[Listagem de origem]
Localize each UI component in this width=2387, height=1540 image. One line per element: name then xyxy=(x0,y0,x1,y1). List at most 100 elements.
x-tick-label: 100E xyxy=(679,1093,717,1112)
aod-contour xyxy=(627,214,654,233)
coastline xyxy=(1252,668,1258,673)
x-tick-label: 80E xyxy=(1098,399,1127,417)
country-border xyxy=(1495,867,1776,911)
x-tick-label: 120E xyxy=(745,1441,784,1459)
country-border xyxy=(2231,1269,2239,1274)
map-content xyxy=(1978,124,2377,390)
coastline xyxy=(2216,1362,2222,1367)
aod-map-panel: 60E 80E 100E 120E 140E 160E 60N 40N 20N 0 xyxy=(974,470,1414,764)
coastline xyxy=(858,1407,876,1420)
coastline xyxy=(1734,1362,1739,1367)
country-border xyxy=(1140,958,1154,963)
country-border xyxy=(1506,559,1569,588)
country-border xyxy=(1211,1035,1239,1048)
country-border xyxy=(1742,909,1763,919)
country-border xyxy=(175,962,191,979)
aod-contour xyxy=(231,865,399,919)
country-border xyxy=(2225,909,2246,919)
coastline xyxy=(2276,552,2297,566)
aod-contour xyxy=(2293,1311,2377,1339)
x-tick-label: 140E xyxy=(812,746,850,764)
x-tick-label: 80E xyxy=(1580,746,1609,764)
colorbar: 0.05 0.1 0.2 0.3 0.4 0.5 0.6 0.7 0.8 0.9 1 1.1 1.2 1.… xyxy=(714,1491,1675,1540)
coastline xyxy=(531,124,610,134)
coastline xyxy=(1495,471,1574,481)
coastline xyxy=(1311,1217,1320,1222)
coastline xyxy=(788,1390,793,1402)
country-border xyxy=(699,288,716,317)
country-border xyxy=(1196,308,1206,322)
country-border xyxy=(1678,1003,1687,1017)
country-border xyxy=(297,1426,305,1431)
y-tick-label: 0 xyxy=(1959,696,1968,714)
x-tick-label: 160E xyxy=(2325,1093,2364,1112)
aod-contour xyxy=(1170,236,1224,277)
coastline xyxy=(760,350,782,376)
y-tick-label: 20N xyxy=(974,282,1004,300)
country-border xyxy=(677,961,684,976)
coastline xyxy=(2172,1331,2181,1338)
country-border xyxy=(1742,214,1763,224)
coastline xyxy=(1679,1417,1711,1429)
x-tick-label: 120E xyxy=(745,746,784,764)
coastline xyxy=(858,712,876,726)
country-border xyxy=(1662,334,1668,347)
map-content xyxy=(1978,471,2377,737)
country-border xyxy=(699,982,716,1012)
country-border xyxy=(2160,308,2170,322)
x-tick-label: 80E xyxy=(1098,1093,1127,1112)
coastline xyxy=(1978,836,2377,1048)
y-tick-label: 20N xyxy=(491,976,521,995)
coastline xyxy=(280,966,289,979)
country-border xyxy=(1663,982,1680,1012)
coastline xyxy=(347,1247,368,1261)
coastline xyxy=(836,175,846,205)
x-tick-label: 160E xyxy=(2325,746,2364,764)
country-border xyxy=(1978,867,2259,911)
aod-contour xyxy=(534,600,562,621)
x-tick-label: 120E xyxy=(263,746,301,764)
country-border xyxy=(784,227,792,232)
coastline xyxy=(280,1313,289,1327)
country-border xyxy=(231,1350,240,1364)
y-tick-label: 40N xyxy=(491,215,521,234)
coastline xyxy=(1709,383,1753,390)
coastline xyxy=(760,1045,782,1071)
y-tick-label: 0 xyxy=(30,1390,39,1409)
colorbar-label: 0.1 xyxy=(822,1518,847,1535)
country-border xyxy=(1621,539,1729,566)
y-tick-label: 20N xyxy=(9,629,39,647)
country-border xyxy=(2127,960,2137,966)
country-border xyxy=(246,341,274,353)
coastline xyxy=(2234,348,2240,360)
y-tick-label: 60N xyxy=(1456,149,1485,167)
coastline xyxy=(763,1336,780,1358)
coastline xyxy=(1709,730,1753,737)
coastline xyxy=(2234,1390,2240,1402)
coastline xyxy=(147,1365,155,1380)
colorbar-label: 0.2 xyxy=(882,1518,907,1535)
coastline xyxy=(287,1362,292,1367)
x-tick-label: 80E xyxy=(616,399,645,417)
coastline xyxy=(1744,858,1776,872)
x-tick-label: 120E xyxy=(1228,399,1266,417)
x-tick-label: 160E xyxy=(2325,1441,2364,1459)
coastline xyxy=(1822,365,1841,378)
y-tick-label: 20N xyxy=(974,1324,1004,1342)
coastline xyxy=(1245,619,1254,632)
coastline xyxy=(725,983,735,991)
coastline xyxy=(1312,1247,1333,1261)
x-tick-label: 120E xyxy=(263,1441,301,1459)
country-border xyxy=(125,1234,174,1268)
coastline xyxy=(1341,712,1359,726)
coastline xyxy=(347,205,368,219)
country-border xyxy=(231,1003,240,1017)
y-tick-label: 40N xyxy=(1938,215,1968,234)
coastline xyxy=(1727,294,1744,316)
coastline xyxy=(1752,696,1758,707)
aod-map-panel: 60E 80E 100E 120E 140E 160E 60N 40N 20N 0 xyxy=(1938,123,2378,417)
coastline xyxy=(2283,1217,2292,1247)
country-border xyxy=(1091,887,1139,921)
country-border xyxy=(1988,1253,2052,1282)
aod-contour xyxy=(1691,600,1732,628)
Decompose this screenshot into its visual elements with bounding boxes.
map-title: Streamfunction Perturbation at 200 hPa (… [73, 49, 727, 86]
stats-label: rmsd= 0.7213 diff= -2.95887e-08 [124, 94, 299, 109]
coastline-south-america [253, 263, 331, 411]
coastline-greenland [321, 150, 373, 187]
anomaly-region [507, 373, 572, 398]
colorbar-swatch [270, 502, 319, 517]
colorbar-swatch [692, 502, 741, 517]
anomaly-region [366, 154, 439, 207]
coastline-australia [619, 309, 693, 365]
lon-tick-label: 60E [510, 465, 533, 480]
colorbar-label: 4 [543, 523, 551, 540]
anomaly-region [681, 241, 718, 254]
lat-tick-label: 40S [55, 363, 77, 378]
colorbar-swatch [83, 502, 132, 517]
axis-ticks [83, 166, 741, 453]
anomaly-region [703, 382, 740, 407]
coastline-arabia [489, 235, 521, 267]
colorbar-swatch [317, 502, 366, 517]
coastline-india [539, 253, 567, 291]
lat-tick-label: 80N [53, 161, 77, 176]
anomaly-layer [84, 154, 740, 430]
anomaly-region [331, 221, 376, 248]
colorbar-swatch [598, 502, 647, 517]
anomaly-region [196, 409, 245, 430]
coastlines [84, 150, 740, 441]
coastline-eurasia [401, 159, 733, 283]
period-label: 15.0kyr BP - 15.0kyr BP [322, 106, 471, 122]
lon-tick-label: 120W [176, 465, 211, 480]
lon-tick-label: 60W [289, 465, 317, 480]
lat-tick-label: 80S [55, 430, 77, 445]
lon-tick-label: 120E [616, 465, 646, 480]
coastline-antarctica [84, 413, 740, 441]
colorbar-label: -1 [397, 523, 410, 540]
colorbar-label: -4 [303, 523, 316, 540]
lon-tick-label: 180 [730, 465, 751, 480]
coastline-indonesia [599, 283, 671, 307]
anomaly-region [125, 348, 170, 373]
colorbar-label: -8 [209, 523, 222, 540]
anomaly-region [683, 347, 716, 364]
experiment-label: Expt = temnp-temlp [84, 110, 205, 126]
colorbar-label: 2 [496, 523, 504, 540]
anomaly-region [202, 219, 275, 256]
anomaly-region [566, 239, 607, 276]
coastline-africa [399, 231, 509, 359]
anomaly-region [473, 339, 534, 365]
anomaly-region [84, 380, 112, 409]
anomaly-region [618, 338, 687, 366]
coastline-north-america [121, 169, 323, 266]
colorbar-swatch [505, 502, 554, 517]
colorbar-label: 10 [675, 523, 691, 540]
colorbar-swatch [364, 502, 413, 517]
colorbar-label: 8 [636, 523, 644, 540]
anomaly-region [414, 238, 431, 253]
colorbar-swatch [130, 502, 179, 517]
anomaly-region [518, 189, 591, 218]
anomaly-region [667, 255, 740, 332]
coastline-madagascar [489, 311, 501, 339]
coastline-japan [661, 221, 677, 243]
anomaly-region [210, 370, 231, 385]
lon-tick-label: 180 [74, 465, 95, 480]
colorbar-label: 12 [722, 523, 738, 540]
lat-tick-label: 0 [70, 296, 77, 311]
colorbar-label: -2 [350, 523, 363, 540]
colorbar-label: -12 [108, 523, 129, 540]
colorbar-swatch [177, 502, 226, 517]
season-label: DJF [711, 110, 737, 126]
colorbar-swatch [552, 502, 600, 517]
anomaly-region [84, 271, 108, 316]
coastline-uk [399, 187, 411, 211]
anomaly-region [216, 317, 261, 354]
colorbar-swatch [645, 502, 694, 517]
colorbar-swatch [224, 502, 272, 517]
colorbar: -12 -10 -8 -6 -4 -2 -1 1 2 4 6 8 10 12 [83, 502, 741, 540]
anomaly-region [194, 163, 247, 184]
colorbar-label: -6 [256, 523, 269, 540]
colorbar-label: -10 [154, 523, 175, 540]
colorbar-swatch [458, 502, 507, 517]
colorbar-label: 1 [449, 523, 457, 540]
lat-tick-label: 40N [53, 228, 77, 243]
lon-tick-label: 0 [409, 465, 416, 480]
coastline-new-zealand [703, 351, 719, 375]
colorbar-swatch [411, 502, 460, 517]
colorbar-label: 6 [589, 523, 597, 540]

**Instruções e requisitos:** Reproduza sem nenhuma alteração o trecho da listagem que vai do início até a linha que contém "country-border xyxy=(1495,867,1776,911)", incluindo essa linha.

**Resultado do exercício:**
Localize each UI component in this width=2387, height=1540 image. One line per element: name then xyxy=(x0,y0,x1,y1). List at most 100 elements.
x-tick-label: 100E xyxy=(679,1093,717,1112)
aod-contour xyxy=(627,214,654,233)
coastline xyxy=(1252,668,1258,673)
x-tick-label: 80E xyxy=(1098,399,1127,417)
country-border xyxy=(1495,867,1776,911)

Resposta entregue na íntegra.